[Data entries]
◇ ◇ ◇ ◇ ◇ ◇ ◇

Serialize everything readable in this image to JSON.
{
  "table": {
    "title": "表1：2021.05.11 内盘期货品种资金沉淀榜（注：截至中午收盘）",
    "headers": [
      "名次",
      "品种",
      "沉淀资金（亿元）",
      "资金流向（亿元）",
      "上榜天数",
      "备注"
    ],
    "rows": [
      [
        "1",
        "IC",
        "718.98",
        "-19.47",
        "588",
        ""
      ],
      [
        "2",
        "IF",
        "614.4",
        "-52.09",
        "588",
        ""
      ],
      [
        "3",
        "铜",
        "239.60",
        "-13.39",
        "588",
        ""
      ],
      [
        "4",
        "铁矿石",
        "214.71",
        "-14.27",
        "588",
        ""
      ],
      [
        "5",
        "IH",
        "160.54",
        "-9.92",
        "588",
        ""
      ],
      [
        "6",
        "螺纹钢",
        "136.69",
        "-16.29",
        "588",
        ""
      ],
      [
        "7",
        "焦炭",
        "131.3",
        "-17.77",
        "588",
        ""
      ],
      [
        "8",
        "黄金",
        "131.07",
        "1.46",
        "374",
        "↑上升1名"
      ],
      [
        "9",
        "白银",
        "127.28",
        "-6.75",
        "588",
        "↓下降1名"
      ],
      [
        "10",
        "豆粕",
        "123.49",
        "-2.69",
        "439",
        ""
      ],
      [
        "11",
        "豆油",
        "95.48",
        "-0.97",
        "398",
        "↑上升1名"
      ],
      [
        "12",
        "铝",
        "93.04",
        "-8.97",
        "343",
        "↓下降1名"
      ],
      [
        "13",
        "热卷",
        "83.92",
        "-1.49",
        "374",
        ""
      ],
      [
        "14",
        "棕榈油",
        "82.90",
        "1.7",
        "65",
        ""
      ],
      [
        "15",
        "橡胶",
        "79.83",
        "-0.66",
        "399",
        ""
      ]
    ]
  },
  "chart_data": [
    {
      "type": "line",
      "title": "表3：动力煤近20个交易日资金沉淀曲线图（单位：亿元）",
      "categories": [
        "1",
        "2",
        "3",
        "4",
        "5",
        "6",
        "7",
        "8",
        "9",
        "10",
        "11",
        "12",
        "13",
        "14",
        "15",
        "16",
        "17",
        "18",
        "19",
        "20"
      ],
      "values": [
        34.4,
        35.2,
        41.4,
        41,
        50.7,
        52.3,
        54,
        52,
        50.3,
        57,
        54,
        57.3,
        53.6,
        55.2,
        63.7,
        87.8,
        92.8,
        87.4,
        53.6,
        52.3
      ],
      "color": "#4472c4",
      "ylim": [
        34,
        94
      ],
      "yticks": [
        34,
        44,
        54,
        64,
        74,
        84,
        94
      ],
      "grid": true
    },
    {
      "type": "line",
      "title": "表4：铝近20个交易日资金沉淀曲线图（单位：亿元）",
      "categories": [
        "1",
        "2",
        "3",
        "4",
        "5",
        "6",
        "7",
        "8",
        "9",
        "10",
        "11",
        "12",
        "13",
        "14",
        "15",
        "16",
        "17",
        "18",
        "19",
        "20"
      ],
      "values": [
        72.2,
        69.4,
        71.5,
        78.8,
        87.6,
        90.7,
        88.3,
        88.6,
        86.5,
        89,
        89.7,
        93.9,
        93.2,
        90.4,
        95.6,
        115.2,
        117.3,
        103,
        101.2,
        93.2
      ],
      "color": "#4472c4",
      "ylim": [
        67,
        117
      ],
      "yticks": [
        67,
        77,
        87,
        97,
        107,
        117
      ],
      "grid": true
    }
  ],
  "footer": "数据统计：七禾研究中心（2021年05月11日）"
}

◇ ◇ ◇ ◇ ◇ ◇ ◇

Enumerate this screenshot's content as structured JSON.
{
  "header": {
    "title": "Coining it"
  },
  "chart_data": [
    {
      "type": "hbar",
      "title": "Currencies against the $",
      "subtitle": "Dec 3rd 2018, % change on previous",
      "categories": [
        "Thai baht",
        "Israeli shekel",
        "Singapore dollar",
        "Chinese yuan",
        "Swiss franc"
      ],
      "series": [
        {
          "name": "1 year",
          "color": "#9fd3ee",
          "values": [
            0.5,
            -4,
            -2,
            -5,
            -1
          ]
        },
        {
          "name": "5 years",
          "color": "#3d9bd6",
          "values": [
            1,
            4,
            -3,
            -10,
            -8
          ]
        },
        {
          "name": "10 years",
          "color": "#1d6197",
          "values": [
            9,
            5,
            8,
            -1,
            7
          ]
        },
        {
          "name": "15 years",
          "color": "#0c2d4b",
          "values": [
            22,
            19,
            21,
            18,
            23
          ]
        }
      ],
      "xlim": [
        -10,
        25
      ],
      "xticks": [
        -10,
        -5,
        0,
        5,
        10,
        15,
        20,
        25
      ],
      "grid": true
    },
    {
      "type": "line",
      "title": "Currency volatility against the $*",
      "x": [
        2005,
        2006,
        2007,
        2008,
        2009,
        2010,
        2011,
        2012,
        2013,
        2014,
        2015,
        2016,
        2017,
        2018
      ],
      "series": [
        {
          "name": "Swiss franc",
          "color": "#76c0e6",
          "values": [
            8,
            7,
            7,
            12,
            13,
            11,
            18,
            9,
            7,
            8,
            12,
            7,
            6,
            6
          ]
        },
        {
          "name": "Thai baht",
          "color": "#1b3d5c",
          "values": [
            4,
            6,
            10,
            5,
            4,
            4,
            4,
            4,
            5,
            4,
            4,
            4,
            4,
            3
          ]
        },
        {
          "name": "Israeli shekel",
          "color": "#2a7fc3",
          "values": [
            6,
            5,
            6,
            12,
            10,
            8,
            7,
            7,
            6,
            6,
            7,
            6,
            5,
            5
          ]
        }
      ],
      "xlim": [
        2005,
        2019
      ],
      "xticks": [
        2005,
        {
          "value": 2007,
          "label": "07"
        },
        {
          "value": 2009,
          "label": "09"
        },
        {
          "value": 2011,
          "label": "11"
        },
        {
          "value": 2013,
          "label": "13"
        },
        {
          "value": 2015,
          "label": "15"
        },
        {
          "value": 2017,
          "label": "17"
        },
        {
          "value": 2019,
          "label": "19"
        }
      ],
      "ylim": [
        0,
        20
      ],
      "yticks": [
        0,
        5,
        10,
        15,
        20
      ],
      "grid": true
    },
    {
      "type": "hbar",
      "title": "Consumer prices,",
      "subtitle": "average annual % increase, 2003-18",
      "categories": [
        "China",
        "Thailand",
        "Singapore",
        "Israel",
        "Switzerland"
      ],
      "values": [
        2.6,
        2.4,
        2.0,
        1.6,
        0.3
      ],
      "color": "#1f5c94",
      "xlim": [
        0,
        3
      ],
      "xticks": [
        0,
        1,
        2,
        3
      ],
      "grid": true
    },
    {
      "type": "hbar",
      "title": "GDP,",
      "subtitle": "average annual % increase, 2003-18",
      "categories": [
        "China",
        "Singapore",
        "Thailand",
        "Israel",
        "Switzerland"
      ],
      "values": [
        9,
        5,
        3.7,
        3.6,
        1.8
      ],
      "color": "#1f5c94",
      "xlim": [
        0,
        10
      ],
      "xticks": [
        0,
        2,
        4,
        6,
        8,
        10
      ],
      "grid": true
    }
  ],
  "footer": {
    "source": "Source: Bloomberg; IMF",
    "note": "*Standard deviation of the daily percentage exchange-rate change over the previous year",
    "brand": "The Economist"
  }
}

◇ ◇ ◇ ◇ ◇ ◇ ◇

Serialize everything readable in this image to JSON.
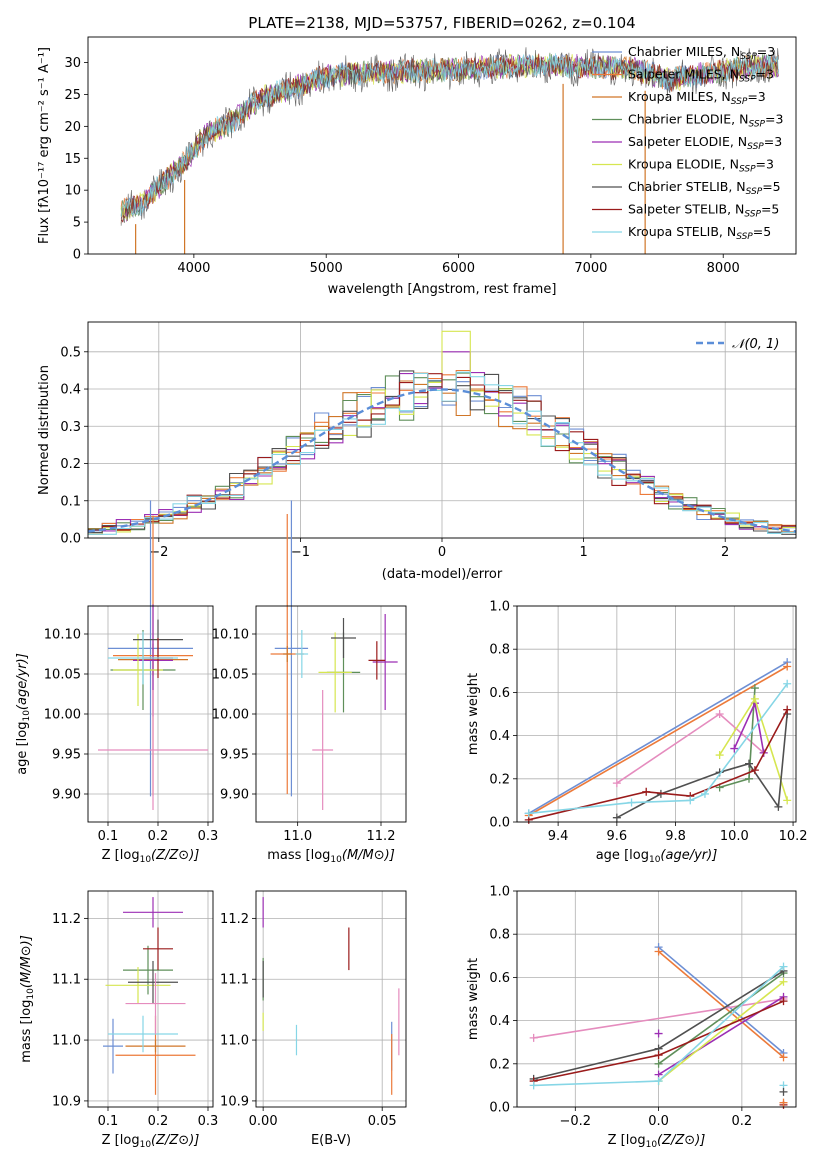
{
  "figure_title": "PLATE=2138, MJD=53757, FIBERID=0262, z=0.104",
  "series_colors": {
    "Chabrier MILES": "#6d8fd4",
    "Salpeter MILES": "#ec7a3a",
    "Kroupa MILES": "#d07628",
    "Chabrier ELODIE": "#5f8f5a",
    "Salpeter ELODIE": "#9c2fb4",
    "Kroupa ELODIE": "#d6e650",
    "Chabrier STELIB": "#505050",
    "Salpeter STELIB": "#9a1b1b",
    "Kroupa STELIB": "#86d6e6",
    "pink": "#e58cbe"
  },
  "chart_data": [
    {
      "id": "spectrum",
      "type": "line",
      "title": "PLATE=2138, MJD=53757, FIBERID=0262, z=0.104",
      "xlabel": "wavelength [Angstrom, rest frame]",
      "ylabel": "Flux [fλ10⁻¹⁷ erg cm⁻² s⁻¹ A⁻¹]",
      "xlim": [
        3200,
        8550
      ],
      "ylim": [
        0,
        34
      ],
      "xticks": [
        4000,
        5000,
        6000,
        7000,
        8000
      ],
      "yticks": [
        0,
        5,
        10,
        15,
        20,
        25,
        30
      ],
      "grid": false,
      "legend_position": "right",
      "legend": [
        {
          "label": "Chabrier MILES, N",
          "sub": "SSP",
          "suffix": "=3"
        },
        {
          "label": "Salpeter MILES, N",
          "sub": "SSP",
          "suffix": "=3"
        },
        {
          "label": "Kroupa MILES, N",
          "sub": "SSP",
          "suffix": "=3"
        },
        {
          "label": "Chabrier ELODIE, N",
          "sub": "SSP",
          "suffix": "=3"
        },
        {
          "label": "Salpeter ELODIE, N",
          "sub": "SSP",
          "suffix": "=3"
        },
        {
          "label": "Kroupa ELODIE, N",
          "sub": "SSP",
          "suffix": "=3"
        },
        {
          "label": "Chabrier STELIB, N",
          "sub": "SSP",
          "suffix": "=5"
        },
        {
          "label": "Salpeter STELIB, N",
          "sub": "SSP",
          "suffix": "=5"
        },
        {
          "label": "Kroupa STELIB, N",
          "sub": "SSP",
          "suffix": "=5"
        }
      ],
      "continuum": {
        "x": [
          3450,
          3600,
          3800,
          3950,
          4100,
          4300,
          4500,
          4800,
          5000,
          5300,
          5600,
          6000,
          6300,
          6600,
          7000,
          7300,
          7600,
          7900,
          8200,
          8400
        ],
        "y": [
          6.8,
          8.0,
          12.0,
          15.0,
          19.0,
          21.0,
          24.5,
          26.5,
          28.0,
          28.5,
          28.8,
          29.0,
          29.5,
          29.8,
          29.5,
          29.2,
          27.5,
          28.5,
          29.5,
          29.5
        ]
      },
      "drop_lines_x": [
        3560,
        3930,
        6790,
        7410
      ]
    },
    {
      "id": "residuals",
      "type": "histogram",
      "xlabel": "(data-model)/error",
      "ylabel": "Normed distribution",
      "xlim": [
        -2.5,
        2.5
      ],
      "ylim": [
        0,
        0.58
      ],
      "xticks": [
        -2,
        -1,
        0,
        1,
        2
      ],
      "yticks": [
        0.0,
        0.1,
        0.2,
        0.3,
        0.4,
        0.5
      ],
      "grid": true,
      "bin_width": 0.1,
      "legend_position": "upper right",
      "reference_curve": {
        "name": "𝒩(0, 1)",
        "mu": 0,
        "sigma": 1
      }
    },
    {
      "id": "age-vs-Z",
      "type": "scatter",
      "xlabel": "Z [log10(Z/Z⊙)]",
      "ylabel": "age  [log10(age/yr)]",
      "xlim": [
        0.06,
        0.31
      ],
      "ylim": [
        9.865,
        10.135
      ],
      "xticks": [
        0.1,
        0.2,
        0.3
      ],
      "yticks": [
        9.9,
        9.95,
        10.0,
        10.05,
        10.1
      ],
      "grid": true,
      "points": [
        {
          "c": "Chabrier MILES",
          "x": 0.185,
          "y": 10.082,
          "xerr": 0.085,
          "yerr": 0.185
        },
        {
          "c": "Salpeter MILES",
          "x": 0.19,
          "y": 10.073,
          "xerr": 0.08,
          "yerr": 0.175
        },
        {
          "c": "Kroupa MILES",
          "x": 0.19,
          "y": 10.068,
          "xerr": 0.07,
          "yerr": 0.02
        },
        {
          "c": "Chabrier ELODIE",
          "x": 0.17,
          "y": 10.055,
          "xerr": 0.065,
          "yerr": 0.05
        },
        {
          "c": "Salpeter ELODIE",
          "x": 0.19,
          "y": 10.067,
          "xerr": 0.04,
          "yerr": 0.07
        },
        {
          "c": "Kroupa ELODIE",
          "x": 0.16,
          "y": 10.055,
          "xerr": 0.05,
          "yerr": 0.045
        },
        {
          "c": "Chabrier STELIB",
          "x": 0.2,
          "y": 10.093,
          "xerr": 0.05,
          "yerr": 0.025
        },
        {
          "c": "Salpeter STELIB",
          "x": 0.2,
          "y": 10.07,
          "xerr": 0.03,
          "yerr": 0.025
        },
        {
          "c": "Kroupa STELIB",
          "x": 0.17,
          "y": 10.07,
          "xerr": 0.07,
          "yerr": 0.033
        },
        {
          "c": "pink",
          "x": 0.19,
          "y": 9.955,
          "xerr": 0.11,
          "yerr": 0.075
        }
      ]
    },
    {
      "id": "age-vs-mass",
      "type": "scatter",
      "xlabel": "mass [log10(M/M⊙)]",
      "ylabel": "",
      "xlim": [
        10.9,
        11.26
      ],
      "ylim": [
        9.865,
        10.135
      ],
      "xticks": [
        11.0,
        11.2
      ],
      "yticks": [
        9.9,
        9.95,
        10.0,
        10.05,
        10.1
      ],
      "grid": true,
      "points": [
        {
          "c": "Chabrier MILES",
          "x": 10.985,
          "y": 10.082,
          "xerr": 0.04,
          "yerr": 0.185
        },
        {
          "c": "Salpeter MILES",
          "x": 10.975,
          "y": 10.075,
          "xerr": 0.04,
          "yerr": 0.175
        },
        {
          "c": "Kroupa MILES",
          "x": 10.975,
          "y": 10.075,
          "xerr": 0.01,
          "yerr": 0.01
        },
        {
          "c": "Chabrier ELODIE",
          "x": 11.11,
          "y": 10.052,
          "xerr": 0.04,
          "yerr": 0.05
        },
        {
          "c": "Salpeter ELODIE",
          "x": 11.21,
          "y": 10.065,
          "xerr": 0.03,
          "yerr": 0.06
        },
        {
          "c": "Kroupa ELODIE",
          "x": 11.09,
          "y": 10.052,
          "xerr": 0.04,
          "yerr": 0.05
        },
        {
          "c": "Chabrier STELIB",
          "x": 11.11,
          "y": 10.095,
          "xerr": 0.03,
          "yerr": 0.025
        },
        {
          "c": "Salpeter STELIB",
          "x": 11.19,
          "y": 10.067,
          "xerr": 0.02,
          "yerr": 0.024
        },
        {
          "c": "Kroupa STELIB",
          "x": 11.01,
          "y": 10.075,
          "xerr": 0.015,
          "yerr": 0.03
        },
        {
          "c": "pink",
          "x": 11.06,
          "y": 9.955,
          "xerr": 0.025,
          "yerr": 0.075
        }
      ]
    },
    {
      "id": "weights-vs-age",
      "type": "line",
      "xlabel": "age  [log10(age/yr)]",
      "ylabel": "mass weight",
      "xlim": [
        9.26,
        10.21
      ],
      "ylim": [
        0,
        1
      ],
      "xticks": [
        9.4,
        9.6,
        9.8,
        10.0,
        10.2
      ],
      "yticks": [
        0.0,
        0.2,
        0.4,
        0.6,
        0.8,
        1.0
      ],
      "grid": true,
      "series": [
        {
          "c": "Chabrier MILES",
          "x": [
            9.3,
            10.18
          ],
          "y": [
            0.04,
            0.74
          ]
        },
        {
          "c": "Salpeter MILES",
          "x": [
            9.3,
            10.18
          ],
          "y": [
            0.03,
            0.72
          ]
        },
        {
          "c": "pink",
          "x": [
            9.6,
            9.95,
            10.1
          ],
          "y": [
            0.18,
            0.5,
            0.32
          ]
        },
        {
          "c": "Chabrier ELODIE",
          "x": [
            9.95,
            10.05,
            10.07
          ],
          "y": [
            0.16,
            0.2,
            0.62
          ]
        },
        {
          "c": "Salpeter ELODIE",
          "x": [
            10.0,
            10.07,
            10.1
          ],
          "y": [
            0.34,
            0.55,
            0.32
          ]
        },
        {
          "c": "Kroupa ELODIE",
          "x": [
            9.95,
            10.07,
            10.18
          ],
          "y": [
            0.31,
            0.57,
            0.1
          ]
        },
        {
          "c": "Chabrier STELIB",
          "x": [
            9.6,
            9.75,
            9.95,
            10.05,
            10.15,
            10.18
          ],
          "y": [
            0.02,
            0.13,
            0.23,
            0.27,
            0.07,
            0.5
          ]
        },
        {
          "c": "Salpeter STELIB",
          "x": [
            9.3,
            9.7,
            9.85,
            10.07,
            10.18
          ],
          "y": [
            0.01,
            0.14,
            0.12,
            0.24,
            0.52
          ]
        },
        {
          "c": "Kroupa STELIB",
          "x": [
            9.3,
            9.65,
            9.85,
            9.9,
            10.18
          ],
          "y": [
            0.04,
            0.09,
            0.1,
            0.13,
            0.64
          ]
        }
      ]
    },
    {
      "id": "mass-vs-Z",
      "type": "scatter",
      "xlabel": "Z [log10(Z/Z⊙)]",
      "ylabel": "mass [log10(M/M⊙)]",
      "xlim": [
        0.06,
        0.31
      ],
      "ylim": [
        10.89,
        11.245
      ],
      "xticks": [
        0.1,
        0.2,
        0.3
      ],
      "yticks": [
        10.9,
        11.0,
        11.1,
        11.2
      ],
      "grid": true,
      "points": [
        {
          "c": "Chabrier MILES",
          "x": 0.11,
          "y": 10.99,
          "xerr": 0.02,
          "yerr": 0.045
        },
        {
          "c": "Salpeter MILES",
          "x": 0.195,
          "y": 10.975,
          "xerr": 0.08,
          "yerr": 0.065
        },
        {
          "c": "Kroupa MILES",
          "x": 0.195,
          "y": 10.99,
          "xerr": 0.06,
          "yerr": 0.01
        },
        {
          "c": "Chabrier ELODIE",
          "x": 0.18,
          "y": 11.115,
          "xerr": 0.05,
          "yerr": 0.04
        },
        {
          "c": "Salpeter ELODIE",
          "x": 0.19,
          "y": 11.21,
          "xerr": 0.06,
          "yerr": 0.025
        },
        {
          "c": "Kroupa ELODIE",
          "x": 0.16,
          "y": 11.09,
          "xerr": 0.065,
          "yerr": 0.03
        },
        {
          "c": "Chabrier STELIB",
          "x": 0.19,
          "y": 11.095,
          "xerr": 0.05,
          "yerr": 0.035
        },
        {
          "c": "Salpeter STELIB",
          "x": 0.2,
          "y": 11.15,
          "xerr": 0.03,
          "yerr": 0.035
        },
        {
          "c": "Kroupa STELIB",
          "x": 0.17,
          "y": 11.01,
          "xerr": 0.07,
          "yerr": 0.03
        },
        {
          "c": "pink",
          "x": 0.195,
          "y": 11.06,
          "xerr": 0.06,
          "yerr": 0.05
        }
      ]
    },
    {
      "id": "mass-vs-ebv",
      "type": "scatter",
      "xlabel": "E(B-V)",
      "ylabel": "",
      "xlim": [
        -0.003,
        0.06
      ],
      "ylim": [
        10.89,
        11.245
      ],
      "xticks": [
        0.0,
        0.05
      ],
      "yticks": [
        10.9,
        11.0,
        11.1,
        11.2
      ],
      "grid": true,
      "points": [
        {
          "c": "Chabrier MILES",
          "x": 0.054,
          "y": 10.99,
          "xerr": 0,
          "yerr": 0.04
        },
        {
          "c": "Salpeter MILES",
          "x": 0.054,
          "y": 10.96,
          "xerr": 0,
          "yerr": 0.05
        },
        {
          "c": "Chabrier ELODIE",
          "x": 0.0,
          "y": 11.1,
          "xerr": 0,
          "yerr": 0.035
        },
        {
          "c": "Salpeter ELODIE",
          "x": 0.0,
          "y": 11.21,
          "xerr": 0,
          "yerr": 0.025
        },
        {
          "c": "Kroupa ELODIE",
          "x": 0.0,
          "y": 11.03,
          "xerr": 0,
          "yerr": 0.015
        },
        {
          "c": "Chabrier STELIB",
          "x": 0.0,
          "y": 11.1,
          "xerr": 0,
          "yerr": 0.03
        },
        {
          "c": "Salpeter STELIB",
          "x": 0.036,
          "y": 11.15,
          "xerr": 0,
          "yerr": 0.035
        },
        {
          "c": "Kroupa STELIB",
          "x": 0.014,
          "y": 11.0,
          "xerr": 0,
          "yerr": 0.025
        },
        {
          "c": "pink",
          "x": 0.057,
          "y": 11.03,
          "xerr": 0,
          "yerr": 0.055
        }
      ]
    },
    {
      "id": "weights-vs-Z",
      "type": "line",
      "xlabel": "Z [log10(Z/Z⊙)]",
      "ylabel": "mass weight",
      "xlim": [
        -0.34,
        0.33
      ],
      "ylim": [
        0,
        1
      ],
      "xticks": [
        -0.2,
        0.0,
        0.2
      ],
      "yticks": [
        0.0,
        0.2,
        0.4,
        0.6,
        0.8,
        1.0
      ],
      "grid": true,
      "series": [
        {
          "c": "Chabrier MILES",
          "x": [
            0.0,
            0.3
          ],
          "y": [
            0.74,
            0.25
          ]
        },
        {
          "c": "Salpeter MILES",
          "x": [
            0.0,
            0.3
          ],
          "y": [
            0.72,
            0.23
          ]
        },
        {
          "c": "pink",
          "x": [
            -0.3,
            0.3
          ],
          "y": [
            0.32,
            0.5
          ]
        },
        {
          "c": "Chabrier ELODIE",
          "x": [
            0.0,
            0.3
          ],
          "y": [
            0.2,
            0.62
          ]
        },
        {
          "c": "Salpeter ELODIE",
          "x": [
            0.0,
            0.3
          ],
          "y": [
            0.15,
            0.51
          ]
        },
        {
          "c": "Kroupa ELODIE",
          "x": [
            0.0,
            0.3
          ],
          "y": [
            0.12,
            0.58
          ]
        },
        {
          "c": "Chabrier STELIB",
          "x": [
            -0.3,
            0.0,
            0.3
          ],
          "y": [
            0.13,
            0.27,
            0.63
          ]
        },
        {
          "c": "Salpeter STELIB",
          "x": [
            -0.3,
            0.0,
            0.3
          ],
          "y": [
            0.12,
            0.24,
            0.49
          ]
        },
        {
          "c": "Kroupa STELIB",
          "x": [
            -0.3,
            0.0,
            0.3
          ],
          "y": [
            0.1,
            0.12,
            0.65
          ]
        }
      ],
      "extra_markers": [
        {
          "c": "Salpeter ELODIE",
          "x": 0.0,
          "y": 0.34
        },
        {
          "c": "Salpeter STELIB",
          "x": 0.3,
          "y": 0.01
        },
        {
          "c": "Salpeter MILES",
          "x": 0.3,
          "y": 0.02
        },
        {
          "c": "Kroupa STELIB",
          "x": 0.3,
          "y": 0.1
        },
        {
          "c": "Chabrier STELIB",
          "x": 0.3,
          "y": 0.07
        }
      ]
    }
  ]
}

◇ ◇ ◇ ◇ ◇ ◇ ◇

◆ DIRECTIONS FOR THIS TASK:
Identify each line in the entries with the word "previous" and copy it.

◆ REPLY TO THE EXERCISE:
      "subtitle": "Dec 3rd 2018, % change on previous",
    "note": "*Standard deviation of the daily percentage exchange-rate change over the previous year",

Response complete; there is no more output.